### CHALLENGE
Write out the lines below word for word, starting with the first and ending with the line that contains "legend-label: International Aff", both included.

☆ ☆ ☆

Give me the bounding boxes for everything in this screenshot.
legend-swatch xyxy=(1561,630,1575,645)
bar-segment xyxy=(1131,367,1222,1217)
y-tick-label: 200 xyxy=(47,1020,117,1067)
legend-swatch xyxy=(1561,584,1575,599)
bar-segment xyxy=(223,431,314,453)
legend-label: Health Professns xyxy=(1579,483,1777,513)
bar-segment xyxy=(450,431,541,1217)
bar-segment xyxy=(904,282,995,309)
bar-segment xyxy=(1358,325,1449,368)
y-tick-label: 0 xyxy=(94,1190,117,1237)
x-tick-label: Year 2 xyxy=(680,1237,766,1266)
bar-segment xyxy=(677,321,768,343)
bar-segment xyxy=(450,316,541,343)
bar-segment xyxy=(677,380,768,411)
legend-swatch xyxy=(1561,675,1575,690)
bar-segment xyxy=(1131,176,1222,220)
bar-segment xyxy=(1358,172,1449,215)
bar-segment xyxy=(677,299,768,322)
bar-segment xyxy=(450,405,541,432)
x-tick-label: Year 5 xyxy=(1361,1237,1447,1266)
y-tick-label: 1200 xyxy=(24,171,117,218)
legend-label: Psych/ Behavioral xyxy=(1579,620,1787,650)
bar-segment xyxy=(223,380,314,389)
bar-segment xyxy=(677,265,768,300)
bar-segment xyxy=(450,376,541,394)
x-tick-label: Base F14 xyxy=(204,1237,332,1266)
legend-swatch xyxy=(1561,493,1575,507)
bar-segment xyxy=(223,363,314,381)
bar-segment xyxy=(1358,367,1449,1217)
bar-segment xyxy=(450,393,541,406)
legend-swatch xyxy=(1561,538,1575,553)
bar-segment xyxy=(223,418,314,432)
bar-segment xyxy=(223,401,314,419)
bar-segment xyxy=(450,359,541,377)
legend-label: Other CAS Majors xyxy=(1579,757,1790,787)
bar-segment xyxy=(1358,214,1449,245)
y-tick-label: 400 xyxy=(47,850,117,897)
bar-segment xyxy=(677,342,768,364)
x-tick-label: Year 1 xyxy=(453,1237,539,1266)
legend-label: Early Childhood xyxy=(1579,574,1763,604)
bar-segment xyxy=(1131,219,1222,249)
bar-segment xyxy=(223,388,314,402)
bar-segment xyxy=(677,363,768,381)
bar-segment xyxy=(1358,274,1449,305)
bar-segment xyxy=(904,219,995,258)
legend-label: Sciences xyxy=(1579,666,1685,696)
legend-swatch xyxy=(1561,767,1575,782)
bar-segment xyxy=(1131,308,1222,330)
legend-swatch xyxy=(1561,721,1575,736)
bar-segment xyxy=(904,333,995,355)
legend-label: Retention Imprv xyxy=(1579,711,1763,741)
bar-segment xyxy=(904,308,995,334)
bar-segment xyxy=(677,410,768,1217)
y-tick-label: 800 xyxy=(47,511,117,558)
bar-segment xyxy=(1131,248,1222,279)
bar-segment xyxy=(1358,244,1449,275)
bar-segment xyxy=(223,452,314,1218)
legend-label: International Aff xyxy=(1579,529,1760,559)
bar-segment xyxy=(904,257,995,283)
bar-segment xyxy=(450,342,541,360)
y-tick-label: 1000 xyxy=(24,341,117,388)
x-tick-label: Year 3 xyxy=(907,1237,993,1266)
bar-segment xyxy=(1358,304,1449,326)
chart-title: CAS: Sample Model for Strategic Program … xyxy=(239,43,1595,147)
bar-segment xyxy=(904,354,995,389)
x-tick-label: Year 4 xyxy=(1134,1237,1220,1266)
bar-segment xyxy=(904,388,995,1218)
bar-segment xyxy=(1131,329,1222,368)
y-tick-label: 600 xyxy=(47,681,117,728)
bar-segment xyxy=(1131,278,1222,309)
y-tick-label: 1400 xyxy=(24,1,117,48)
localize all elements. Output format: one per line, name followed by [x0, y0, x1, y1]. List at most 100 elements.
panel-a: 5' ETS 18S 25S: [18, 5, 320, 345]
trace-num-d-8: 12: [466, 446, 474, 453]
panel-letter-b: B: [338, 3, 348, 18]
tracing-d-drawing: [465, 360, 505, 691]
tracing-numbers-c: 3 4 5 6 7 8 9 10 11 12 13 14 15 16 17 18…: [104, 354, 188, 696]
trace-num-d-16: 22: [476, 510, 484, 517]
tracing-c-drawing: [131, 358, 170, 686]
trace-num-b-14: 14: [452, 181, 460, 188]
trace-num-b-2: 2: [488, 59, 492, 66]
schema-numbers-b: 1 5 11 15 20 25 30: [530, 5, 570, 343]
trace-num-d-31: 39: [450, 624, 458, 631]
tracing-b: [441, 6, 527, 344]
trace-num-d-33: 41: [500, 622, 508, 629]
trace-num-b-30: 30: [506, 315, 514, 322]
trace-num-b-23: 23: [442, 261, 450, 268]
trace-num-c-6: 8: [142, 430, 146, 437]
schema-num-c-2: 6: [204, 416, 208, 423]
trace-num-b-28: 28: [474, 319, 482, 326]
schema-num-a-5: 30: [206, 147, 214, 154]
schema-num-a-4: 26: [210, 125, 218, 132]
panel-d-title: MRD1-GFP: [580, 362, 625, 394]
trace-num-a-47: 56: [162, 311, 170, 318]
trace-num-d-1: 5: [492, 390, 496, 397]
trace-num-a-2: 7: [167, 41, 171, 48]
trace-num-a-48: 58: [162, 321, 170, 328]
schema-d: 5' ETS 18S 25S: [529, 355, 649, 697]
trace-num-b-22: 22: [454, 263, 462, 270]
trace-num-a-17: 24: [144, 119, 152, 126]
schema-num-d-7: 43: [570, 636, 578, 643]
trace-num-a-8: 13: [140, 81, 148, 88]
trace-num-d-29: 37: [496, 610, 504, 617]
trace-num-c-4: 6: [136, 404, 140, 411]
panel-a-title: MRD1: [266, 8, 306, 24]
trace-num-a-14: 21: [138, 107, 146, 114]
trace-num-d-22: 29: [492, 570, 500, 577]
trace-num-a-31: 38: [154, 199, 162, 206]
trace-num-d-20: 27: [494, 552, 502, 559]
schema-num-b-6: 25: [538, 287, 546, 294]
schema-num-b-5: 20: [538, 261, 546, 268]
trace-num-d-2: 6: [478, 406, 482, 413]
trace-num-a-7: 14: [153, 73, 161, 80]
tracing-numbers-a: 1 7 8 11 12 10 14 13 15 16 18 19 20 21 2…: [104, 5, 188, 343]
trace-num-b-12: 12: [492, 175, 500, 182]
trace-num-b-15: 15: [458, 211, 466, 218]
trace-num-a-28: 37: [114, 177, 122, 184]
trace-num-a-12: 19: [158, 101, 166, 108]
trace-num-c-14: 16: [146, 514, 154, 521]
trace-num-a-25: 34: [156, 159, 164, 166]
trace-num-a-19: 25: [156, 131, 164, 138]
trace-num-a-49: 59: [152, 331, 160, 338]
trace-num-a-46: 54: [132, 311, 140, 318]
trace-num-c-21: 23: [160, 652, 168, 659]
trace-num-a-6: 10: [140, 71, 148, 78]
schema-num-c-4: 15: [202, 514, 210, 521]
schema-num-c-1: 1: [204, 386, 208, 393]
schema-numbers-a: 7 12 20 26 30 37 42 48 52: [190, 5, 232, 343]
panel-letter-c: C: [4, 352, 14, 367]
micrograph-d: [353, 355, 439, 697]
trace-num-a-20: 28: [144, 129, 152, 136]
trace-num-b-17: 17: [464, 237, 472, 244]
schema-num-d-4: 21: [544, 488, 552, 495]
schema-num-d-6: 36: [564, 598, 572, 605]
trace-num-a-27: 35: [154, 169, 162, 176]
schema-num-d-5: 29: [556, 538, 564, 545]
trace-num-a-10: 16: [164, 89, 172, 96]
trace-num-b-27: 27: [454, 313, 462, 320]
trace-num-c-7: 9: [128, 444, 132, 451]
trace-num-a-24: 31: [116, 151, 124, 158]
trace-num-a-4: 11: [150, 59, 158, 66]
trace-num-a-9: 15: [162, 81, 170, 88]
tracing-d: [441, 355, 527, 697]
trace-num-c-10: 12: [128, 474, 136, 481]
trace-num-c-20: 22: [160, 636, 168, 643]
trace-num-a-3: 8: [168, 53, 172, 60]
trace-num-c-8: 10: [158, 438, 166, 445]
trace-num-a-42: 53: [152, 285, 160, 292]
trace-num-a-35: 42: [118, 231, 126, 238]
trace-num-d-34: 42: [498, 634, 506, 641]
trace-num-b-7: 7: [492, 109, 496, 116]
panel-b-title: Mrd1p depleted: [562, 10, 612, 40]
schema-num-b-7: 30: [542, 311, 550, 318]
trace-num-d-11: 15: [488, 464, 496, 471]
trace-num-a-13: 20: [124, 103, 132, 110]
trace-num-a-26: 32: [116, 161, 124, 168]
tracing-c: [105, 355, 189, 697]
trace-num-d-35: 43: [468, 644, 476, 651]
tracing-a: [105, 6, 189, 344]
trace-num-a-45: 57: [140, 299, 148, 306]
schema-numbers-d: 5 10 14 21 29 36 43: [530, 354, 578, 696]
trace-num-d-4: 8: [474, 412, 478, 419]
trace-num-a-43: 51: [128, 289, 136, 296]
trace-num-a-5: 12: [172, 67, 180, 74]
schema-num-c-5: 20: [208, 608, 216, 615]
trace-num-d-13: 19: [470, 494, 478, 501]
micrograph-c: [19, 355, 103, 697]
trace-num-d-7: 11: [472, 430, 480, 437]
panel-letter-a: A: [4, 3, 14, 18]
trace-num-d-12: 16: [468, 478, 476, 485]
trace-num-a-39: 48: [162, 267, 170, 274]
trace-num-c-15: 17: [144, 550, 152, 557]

☆ ☆ ☆

### ANSWER IN FULL
Give me the bounding boxes for everything in this screenshot.
legend-swatch xyxy=(1561,630,1575,645)
bar-segment xyxy=(1131,367,1222,1217)
y-tick-label: 200 xyxy=(47,1020,117,1067)
legend-swatch xyxy=(1561,584,1575,599)
bar-segment xyxy=(223,431,314,453)
legend-label: Health Professns xyxy=(1579,483,1777,513)
bar-segment xyxy=(450,431,541,1217)
bar-segment xyxy=(904,282,995,309)
bar-segment xyxy=(1358,325,1449,368)
y-tick-label: 0 xyxy=(94,1190,117,1237)
x-tick-label: Year 2 xyxy=(680,1237,766,1266)
bar-segment xyxy=(677,321,768,343)
bar-segment xyxy=(450,316,541,343)
bar-segment xyxy=(677,380,768,411)
legend-swatch xyxy=(1561,675,1575,690)
bar-segment xyxy=(1131,176,1222,220)
bar-segment xyxy=(1358,172,1449,215)
bar-segment xyxy=(677,299,768,322)
bar-segment xyxy=(450,405,541,432)
x-tick-label: Year 5 xyxy=(1361,1237,1447,1266)
y-tick-label: 1200 xyxy=(24,171,117,218)
legend-label: Psych/ Behavioral xyxy=(1579,620,1787,650)
bar-segment xyxy=(223,380,314,389)
bar-segment xyxy=(677,265,768,300)
bar-segment xyxy=(450,376,541,394)
x-tick-label: Base F14 xyxy=(204,1237,332,1266)
legend-swatch xyxy=(1561,493,1575,507)
bar-segment xyxy=(223,363,314,381)
bar-segment xyxy=(1358,367,1449,1217)
bar-segment xyxy=(450,393,541,406)
legend-swatch xyxy=(1561,538,1575,553)
bar-segment xyxy=(223,418,314,432)
bar-segment xyxy=(223,401,314,419)
bar-segment xyxy=(450,359,541,377)
legend-label: Other CAS Majors xyxy=(1579,757,1790,787)
bar-segment xyxy=(1358,214,1449,245)
y-tick-label: 400 xyxy=(47,850,117,897)
bar-segment xyxy=(677,342,768,364)
x-tick-label: Year 1 xyxy=(453,1237,539,1266)
legend-label: Early Childhood xyxy=(1579,574,1763,604)
bar-segment xyxy=(1131,219,1222,249)
bar-segment xyxy=(223,388,314,402)
bar-segment xyxy=(677,363,768,381)
bar-segment xyxy=(1358,274,1449,305)
bar-segment xyxy=(904,219,995,258)
legend-label: Sciences xyxy=(1579,666,1685,696)
legend-swatch xyxy=(1561,767,1575,782)
bar-segment xyxy=(1131,308,1222,330)
legend-swatch xyxy=(1561,721,1575,736)
bar-segment xyxy=(904,333,995,355)
legend-label: Retention Imprv xyxy=(1579,711,1763,741)
bar-segment xyxy=(904,308,995,334)
bar-segment xyxy=(677,410,768,1217)
y-tick-label: 800 xyxy=(47,511,117,558)
bar-segment xyxy=(1131,248,1222,279)
bar-segment xyxy=(1358,244,1449,275)
bar-segment xyxy=(223,452,314,1218)
legend-label: International Aff xyxy=(1579,529,1760,559)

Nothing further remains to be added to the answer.